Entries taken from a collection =
▶

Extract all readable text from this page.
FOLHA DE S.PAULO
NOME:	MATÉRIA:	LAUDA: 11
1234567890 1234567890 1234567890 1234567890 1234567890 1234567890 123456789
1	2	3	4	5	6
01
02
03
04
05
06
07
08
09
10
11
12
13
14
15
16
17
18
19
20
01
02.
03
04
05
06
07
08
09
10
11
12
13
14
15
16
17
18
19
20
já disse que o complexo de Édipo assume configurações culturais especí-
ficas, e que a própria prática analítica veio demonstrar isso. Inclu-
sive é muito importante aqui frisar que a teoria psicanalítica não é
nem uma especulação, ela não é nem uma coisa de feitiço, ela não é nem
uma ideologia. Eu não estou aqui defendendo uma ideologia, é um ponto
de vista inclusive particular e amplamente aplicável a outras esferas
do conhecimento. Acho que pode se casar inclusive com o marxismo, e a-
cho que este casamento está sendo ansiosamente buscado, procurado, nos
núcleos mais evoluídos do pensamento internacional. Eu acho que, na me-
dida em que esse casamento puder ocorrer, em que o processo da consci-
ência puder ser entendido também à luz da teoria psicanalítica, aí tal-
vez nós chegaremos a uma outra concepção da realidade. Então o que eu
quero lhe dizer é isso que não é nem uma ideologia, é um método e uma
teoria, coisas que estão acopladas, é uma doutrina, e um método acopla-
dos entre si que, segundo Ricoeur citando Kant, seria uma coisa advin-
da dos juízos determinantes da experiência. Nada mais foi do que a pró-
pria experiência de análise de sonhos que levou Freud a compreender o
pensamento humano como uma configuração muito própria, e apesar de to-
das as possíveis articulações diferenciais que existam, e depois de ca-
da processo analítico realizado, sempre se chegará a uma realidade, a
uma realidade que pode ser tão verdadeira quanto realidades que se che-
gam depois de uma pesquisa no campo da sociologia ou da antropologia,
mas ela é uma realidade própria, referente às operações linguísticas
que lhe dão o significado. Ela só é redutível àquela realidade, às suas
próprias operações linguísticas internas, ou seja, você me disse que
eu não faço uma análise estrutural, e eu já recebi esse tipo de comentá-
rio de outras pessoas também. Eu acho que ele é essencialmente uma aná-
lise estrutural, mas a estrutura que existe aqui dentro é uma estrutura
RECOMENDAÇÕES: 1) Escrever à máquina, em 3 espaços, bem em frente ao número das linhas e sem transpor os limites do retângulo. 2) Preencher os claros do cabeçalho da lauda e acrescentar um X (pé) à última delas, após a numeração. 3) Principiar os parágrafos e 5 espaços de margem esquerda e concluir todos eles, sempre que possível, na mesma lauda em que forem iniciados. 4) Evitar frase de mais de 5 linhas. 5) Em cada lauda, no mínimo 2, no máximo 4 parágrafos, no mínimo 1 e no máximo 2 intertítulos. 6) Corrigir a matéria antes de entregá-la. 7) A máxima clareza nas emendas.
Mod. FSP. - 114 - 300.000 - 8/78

◀

What to produce =
Extract every line containing the string "método" from the data above.

Reply to the task =
quero lhe dizer é isso que não é nem uma ideologia, é um método e uma
teoria, coisas que estão acopladas, é uma doutrina, e um método acopla-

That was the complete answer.